• _Entries_
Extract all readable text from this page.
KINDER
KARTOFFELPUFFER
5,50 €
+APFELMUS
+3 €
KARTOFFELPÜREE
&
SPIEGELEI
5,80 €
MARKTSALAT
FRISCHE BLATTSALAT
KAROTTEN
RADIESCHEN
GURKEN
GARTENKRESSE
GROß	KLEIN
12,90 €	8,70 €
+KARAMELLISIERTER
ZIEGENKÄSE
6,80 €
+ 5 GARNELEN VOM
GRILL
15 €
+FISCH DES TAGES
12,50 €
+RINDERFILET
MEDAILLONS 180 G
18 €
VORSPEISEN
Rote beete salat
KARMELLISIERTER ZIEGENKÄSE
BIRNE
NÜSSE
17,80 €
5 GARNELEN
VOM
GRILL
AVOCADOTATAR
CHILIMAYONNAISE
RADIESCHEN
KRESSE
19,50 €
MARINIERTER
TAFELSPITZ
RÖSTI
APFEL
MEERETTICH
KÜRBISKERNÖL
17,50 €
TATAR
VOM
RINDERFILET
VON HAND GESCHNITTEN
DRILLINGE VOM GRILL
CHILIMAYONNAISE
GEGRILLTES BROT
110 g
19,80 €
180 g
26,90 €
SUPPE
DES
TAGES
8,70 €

--

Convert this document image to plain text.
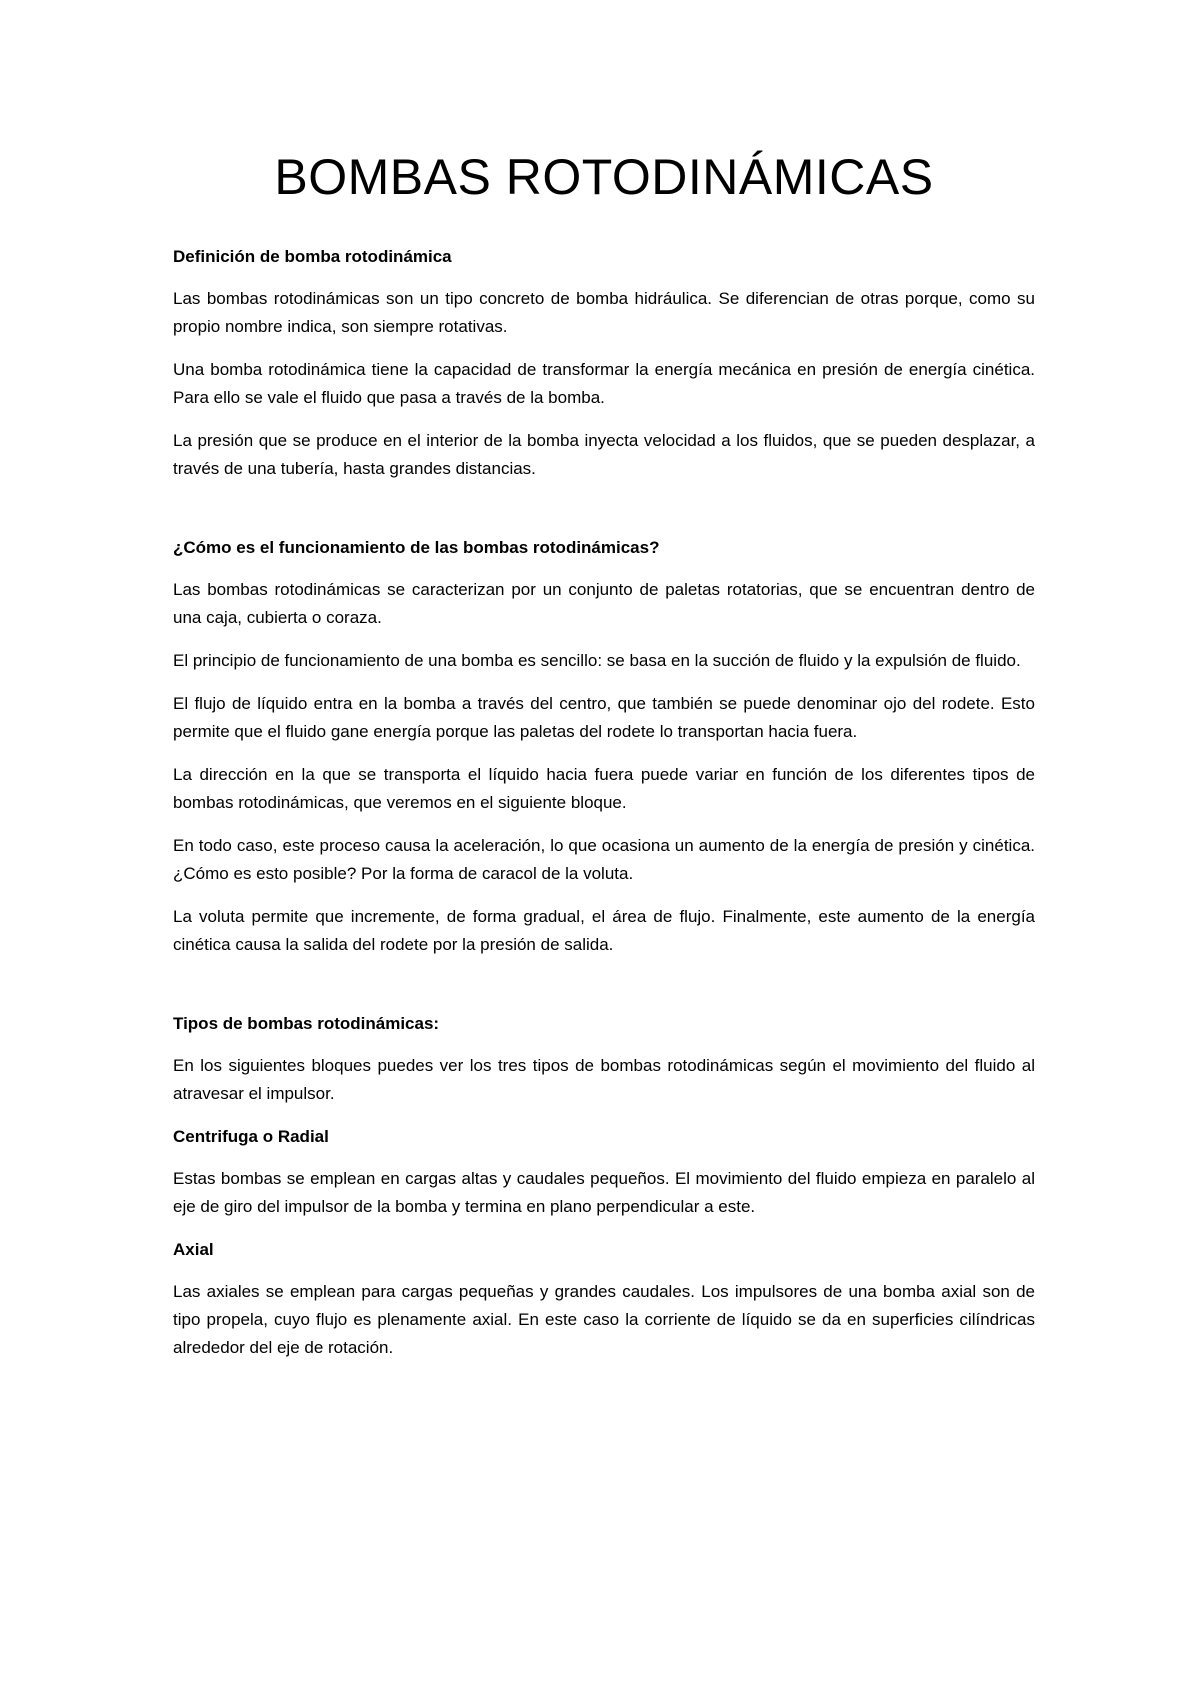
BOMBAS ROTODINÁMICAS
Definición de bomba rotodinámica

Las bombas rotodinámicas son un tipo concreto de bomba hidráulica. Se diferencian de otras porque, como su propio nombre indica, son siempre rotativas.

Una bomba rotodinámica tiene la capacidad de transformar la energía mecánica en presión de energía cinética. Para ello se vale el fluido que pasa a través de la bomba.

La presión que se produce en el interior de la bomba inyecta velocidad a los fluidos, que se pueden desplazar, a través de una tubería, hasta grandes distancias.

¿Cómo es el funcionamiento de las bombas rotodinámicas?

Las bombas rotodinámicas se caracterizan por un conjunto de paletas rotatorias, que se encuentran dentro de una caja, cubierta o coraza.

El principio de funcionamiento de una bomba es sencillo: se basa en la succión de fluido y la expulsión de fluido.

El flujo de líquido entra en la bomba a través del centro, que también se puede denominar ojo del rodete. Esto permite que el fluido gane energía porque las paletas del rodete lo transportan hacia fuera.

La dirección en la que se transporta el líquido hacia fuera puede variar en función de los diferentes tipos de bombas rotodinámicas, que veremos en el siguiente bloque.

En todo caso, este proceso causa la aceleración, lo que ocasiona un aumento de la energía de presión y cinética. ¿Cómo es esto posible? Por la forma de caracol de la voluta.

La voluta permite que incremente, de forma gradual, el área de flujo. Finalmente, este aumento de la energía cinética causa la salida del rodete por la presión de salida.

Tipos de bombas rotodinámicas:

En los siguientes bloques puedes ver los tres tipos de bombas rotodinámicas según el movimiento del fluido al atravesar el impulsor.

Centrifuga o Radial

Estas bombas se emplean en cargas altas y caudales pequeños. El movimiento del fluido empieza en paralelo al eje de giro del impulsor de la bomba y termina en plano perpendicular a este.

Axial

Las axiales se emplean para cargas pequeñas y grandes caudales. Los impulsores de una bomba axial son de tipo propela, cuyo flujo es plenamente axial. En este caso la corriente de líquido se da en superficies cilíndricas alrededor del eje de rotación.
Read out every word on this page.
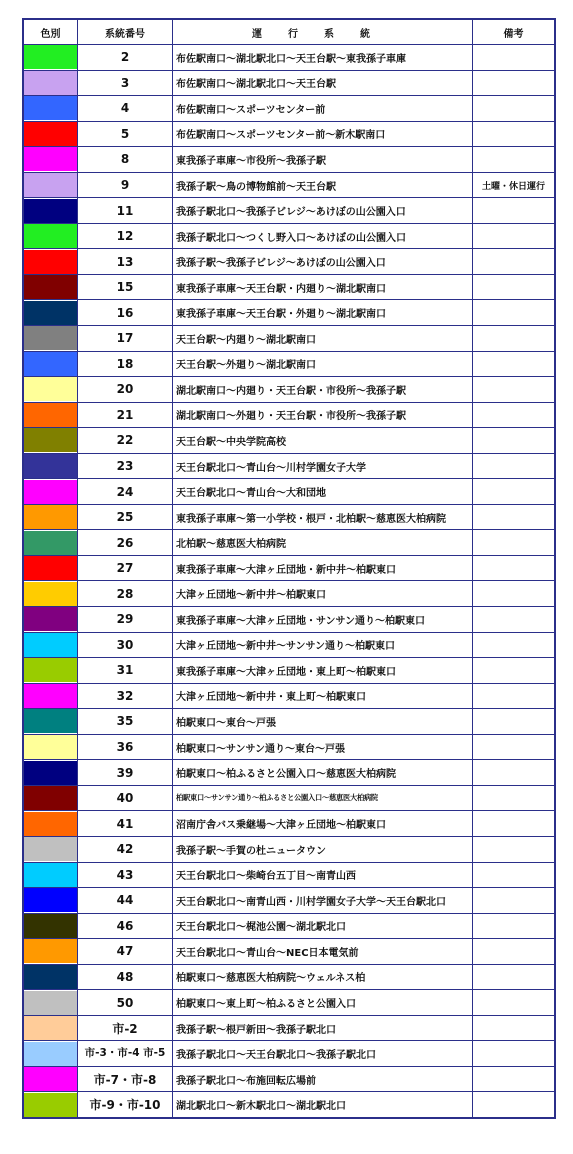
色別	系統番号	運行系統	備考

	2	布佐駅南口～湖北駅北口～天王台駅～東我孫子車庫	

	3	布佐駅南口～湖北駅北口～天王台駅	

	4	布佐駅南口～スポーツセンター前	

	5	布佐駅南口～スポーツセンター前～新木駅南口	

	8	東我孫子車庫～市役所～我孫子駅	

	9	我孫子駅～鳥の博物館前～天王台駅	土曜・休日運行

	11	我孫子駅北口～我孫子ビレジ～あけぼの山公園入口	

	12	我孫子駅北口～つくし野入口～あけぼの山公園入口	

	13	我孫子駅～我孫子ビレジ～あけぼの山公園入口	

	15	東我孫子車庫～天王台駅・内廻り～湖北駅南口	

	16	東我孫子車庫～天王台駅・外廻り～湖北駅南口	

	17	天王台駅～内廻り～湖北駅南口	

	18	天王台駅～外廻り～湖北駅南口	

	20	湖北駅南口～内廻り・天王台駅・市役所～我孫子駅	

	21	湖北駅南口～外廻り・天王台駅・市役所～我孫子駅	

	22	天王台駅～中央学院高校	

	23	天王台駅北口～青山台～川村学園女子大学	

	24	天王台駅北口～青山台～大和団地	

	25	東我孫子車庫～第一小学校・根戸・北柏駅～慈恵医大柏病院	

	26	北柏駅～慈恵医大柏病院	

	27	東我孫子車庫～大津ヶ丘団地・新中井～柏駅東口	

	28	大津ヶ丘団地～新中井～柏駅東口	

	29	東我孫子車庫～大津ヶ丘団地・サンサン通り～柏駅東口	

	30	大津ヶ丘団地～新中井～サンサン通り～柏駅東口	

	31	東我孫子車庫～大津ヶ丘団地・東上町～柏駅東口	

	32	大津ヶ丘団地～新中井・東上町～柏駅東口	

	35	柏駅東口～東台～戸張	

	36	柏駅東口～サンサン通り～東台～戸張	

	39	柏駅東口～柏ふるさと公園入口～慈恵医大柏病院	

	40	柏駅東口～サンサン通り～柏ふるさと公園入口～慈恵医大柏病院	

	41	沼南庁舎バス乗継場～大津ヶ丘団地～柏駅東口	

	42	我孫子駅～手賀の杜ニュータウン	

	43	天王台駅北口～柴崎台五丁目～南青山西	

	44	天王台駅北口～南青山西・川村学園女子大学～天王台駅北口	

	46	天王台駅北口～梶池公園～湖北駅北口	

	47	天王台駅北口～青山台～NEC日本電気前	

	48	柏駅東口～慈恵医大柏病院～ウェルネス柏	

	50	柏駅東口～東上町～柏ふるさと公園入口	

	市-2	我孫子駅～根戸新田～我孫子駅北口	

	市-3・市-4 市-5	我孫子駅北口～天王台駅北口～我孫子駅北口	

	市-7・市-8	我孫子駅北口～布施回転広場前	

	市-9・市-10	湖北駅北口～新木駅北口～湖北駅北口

• _Brief_
Locate and copy each line in the data above that includes the word "fuera".

• _Finished exercise_
El flujo de líquido entra en la bomba a través del centro, que también se puede denominar ojo del rodete. Esto permite que el fluido gane energía porque las paletas del rodete lo transportan hacia fuera.
La dirección en la que se transporta el líquido hacia fuera puede variar en función de los diferentes tipos de bombas rotodinámicas, que veremos en el siguiente bloque.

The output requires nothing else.